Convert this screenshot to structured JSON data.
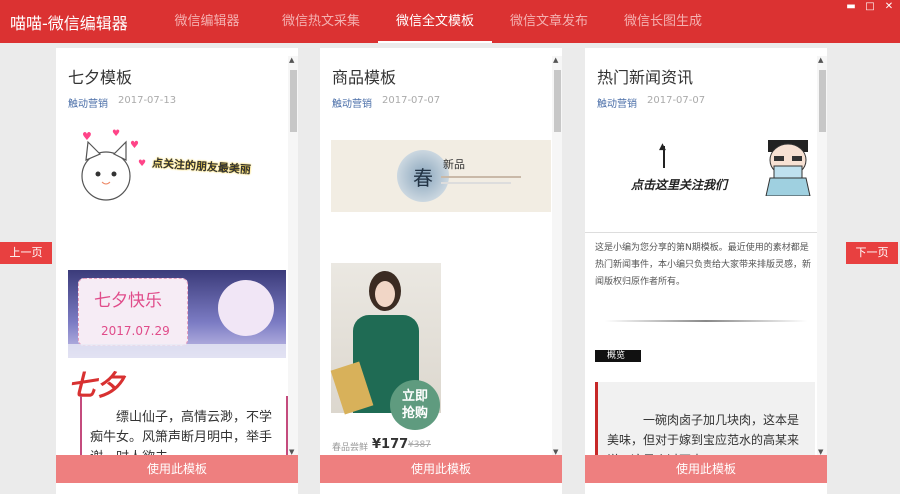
{
  "app": {
    "title": "喵喵-微信编辑器"
  },
  "nav": {
    "tabs": [
      "微信编辑器",
      "微信热文采集",
      "微信全文模板",
      "微信文章发布",
      "微信长图生成"
    ]
  },
  "window": {
    "minimize": "▬",
    "maximize": "□",
    "close": "✕"
  },
  "pager": {
    "prev": "上一页",
    "next": "下一页"
  },
  "use_label": "使用此模板",
  "cards": [
    {
      "title": "七夕模板",
      "author": "触动营销",
      "date": "2017-07-13",
      "banner_text": "点关注的朋友最美丽",
      "festival": "七夕快乐",
      "festival_date": "2017.07.29",
      "big_char": "七夕",
      "poem": "缥山仙子，高情云渺，不学痴牛女。风箫声断月明中，举手谢，时人欲去。"
    },
    {
      "title": "商品模板",
      "author": "触动营销",
      "date": "2017-07-07",
      "banner_char": "春",
      "banner_tag": "新品",
      "buy_badge": "立即抢购",
      "price_label": "春品尝鲜",
      "price": "¥177",
      "old_price": "¥387"
    },
    {
      "title": "热门新闻资讯",
      "author": "触动营销",
      "date": "2017-07-07",
      "follow_text": "点击这里关注我们",
      "intro": "这是小编为您分享的第N期模板。最近使用的素材都是热门新闻事件，本小编只负责给大家带来排版灵感，新闻版权归原作者所有。",
      "section_tag": "概览",
      "quote": "一碗肉卤子加几块肉，这本是美味，但对于嫁到宝应范水的高某来说，这是个过不去"
    }
  ],
  "colors": {
    "brand": "#db3232",
    "button": "#ee7f7f",
    "side": "#e84040"
  }
}
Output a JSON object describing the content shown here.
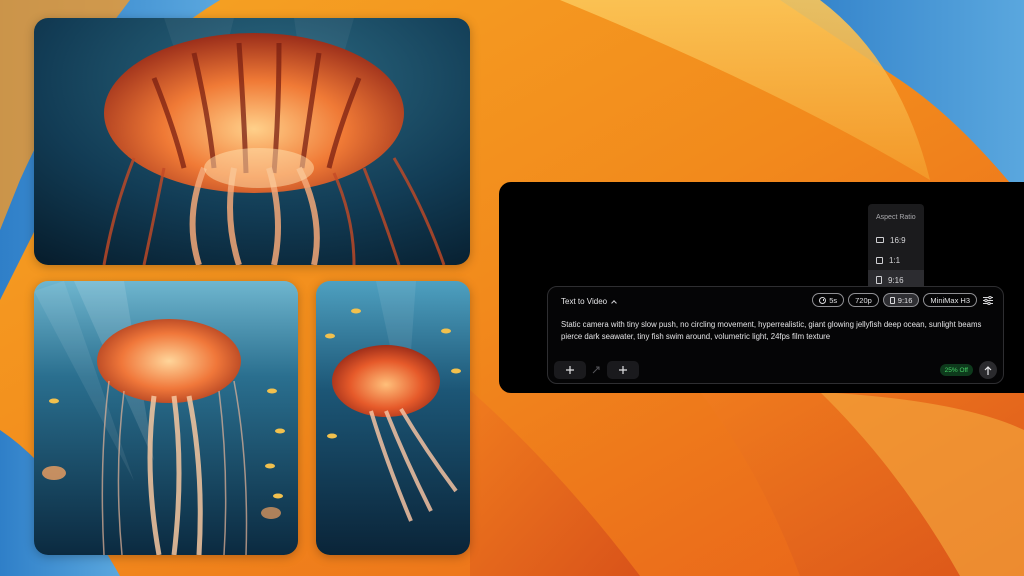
{
  "wallpaper": {
    "colors": {
      "orange": "#f08a1e",
      "blue": "#3d8fd3",
      "light": "#f7b545"
    }
  },
  "gallery": [
    {
      "name": "jellyfish-wide",
      "palette": {
        "bg": "#10354a",
        "body": "#e66a2c"
      }
    },
    {
      "name": "jellyfish-tall-sunbeams",
      "palette": {
        "bg": "#1f5a78",
        "body": "#f07a3a"
      }
    },
    {
      "name": "jellyfish-narrow",
      "palette": {
        "bg": "#113a56",
        "body": "#e2542a"
      }
    }
  ],
  "aspect_menu": {
    "title": "Aspect Ratio",
    "options": [
      {
        "label": "16:9",
        "icon": "landscape-ratio-icon"
      },
      {
        "label": "1:1",
        "icon": "square-ratio-icon"
      },
      {
        "label": "9:16",
        "icon": "portrait-ratio-icon"
      }
    ],
    "selected": "9:16"
  },
  "composer": {
    "mode": "Text to Video",
    "duration": "5s",
    "resolution": "720p",
    "aspect": "9:16",
    "model": "MiniMax H3",
    "prompt": "Static camera with tiny slow push, no circling movement, hyperrealistic, giant glowing jellyfish deep ocean, sunlight beams pierce dark seawater, tiny fish swim around, volumetric light, 24fps film texture",
    "discount": "25% Off",
    "add_icon": "plus-icon",
    "send_icon": "arrow-up-icon",
    "colors": {
      "discount_bg": "#0e3a1c",
      "discount_text": "#46d266"
    }
  }
}
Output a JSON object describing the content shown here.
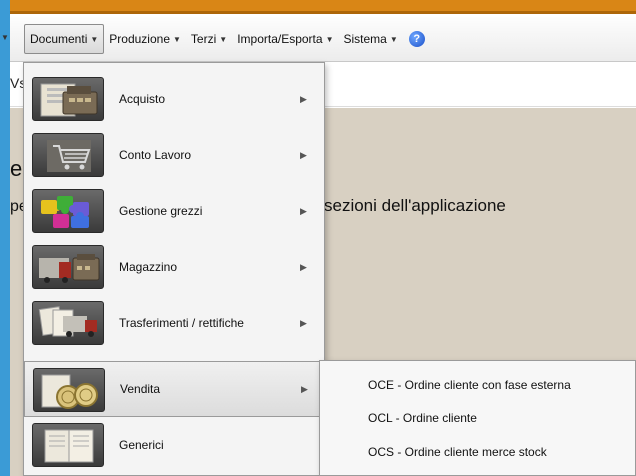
{
  "menubar": {
    "items": [
      {
        "label": "Documenti",
        "active": true
      },
      {
        "label": "Produzione"
      },
      {
        "label": "Terzi"
      },
      {
        "label": "Importa/Esporta"
      },
      {
        "label": "Sistema"
      }
    ],
    "help_icon": "question-circle-icon",
    "help_glyph": "?"
  },
  "background": {
    "search_fragment": "Vs",
    "title_fragment": "e",
    "line_fragment": "pe",
    "description": "sezioni dell'applicazione"
  },
  "documenti_menu": {
    "items": [
      {
        "label": "Acquisto",
        "icon": "cash-register-icon",
        "has_submenu": true
      },
      {
        "label": "Conto Lavoro",
        "icon": "shopping-cart-icon",
        "has_submenu": true
      },
      {
        "label": "Gestione grezzi",
        "icon": "puzzle-pieces-icon",
        "has_submenu": true
      },
      {
        "label": "Magazzino",
        "icon": "truck-register-icon",
        "has_submenu": true
      },
      {
        "label": "Trasferimenti / rettifiche",
        "icon": "truck-documents-icon",
        "has_submenu": true
      },
      {
        "label": "Vendita",
        "icon": "coins-icon",
        "has_submenu": true,
        "highlighted": true
      },
      {
        "label": "Generici",
        "icon": "documents-icon",
        "has_submenu": false
      }
    ]
  },
  "vendita_submenu": {
    "items": [
      {
        "label": "OCE - Ordine cliente con fase esterna"
      },
      {
        "label": "OCL - Ordine cliente"
      },
      {
        "label": "OCS - Ordine cliente merce stock"
      }
    ]
  },
  "colors": {
    "accent_top": "#d98616",
    "frame_blue": "#3b9bd6",
    "content_bg": "#d8d0c2",
    "menu_bg": "#f4f4f4"
  }
}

· · · · ·

▸ **Short task**: Which lines contain the word "truck"? Copy each of them.

▸ **Task response**:
        "icon": "truck-register-icon",
        "icon": "truck-documents-icon",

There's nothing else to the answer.